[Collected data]
# # # # # # #

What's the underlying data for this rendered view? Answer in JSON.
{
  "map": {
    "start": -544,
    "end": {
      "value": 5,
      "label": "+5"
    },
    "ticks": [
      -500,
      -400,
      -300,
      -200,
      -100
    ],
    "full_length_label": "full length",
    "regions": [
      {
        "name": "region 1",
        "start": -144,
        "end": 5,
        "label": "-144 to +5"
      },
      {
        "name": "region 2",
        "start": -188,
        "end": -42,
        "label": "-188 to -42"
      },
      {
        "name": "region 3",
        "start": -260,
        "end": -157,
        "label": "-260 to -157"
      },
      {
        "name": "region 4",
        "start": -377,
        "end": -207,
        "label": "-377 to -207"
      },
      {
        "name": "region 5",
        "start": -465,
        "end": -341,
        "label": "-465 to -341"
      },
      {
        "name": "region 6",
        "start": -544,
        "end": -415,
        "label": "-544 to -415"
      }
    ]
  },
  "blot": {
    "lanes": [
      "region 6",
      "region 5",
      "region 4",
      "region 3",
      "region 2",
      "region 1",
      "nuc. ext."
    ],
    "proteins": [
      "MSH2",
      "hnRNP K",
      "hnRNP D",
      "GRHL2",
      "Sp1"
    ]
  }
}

# # # # # # #

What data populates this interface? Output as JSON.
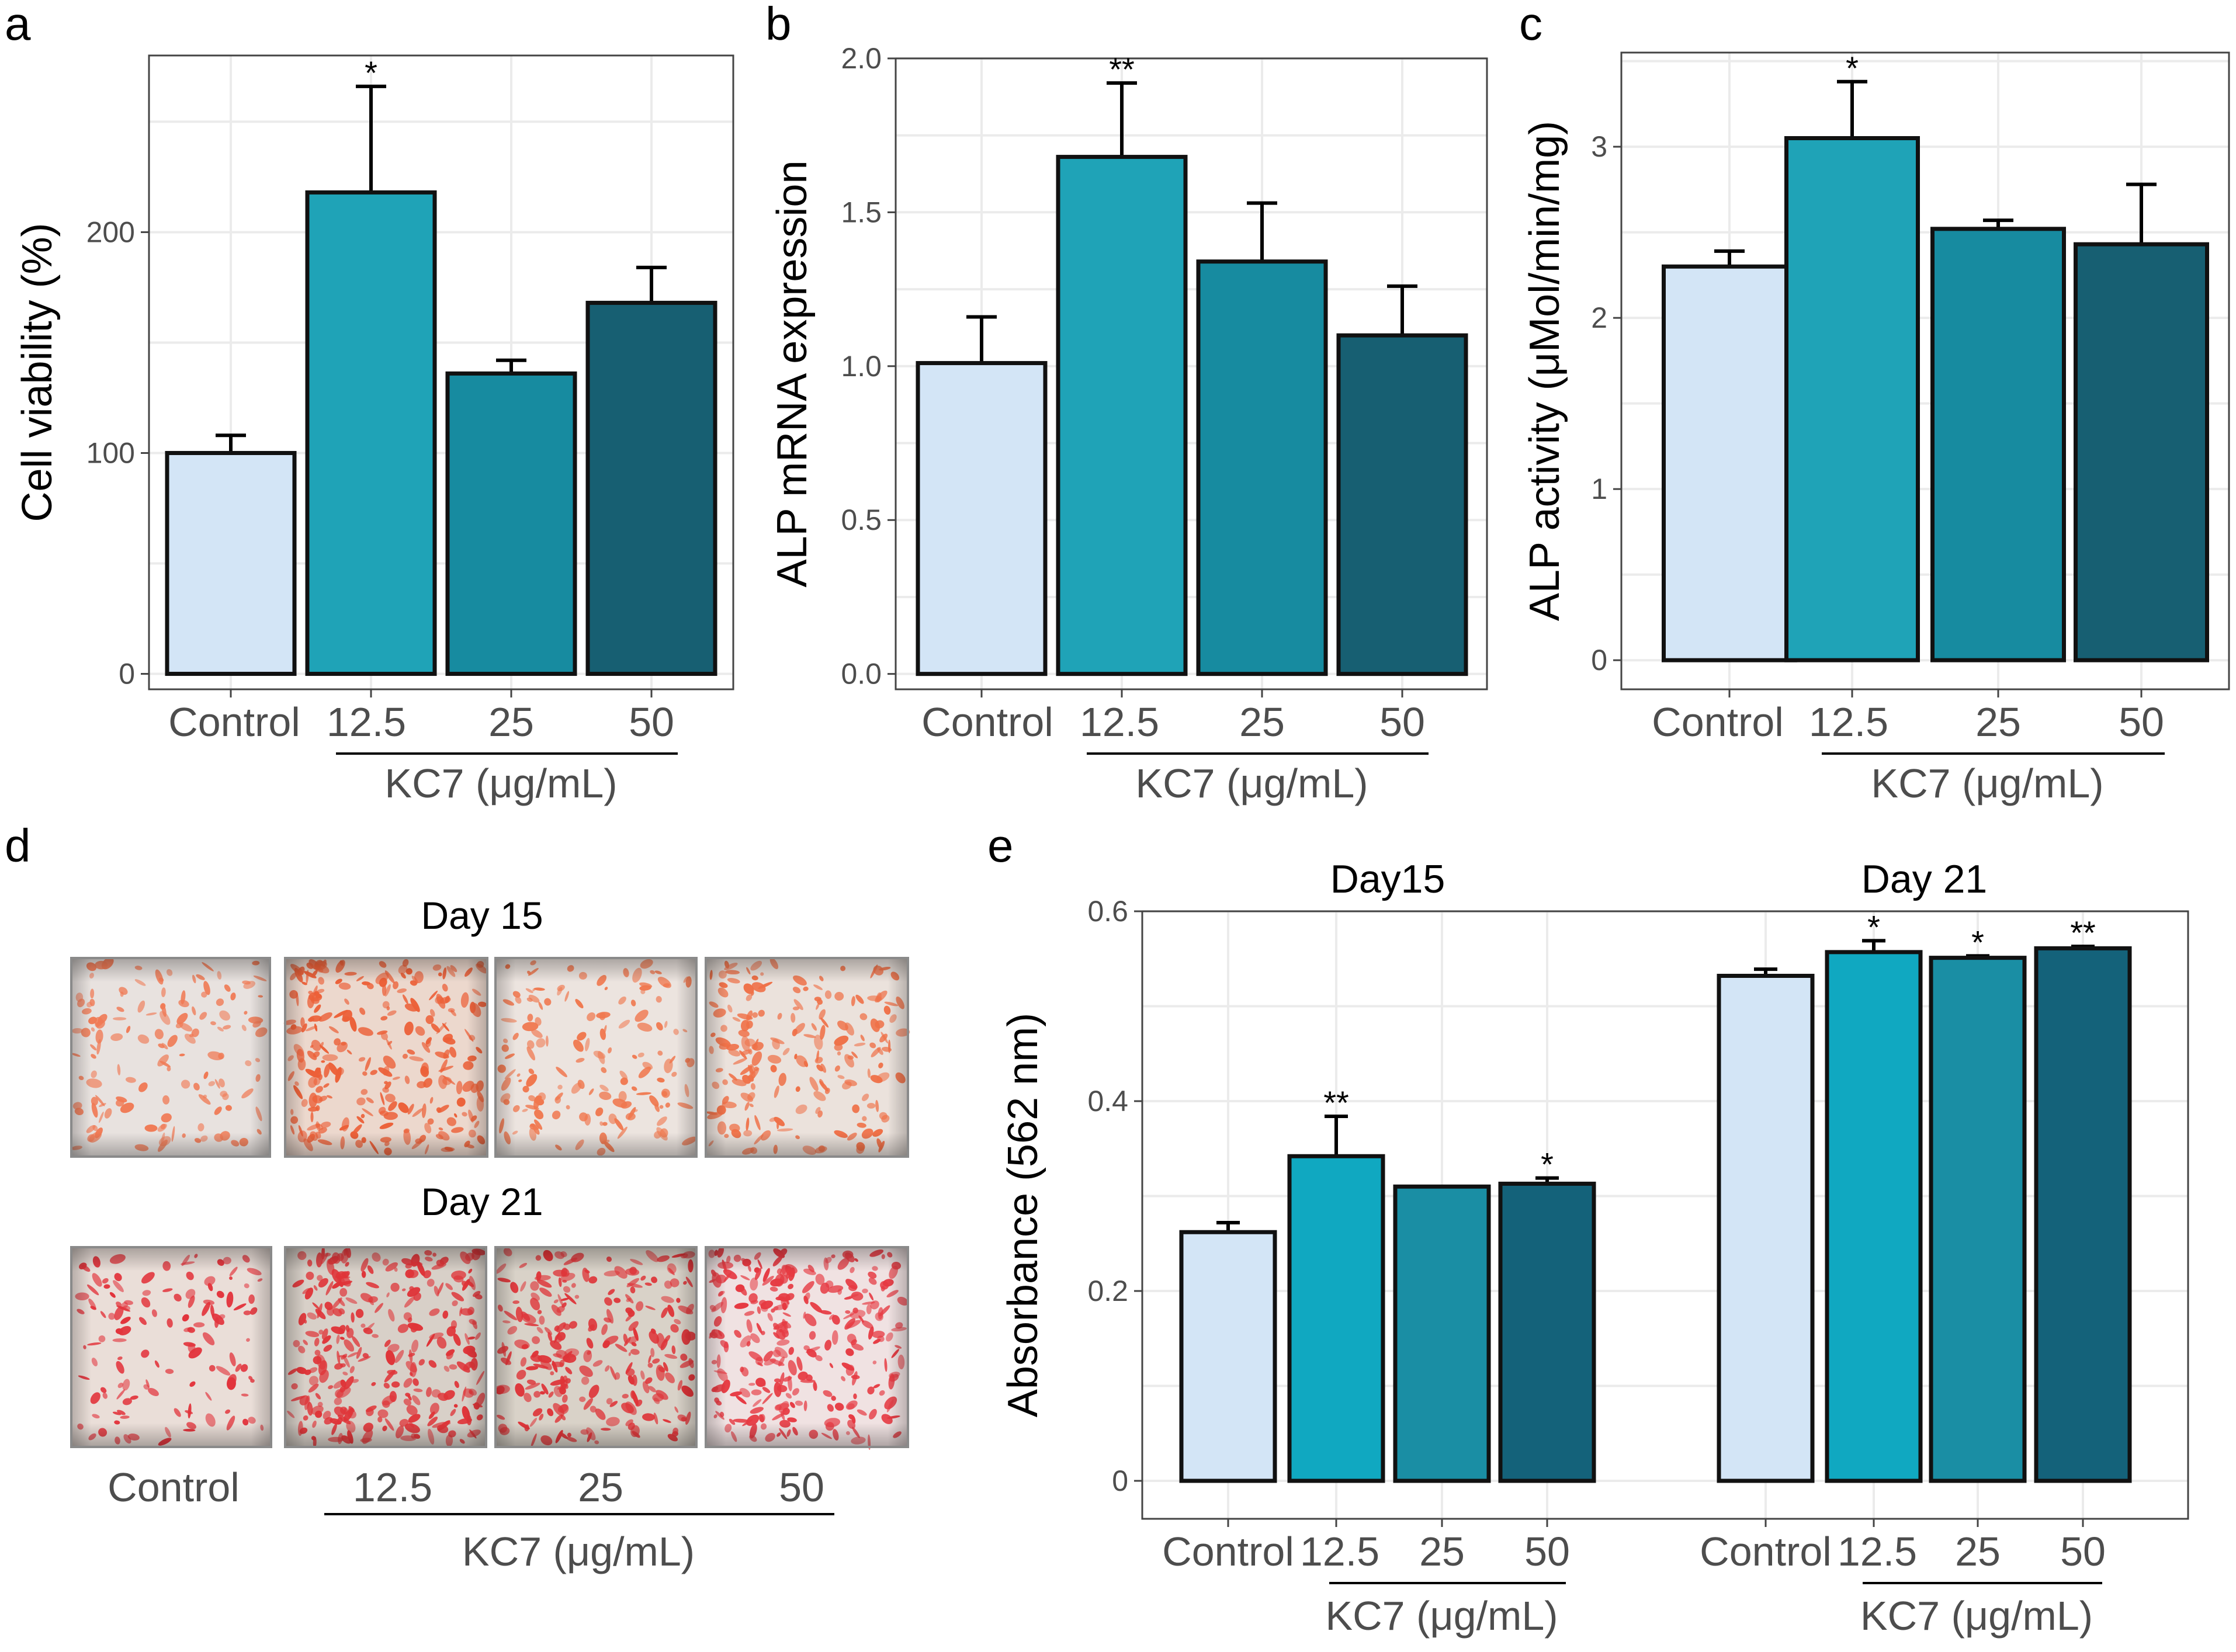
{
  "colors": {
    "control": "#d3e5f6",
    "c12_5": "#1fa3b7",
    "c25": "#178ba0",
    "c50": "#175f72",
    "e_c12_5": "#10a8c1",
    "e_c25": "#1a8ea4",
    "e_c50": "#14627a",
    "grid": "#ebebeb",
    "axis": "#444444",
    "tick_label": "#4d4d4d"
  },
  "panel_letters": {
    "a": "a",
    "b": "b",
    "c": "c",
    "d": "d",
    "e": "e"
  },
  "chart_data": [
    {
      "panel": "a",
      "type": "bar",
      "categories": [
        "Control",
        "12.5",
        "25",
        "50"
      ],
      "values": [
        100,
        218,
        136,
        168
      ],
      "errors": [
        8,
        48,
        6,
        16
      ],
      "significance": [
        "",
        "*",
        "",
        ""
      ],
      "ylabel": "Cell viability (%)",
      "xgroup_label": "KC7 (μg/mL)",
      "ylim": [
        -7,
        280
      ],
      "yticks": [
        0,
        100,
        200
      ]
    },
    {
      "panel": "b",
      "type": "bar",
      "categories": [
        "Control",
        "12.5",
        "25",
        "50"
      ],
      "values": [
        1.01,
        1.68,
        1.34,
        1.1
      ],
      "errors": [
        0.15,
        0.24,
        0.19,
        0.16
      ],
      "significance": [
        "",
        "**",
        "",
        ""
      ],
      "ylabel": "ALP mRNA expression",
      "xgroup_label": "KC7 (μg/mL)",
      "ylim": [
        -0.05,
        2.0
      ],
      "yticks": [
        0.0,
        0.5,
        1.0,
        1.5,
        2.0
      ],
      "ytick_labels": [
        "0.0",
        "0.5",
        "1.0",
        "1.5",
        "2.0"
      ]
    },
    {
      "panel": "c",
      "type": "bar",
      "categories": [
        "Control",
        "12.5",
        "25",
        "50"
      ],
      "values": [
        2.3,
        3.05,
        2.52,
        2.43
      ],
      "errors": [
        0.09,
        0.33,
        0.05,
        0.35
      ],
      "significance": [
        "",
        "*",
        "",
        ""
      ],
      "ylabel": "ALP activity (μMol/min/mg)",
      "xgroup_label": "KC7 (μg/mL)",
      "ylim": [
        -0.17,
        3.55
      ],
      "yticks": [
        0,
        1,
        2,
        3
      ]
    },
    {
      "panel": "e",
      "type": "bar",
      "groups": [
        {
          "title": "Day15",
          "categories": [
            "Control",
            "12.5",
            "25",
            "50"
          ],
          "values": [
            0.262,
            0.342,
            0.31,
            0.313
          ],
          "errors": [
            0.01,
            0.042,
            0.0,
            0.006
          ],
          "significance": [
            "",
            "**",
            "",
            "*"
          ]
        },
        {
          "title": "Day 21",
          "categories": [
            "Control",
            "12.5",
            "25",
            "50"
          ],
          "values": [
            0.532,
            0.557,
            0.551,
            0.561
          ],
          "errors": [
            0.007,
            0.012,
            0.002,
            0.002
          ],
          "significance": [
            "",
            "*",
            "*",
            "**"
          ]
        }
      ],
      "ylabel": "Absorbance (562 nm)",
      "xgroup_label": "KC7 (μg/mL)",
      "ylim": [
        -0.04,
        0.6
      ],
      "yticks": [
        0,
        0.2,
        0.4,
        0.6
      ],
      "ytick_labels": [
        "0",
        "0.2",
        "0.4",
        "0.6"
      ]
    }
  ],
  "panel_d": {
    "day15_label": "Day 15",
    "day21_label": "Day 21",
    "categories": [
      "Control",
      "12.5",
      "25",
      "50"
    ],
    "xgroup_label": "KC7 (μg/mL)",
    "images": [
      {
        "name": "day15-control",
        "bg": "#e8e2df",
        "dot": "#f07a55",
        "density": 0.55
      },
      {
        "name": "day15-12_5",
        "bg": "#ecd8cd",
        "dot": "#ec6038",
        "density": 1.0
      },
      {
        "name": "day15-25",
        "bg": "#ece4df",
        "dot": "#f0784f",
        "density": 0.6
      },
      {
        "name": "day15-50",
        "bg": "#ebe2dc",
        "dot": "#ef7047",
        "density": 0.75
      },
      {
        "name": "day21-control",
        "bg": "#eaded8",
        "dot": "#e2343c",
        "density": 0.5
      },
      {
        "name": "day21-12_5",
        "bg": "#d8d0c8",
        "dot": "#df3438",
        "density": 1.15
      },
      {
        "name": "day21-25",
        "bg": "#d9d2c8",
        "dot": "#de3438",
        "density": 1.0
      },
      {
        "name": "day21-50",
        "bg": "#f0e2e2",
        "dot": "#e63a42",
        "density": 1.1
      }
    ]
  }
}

# # # # # # #

◆ **Directions for this task**:
Wherever the string "What" appears in the entries above, return the line it appears on.

◆ **Exercise solution**:
What's the underlying data for this rendered view? Answer in JSON.
What data populates this interface? Output as JSON.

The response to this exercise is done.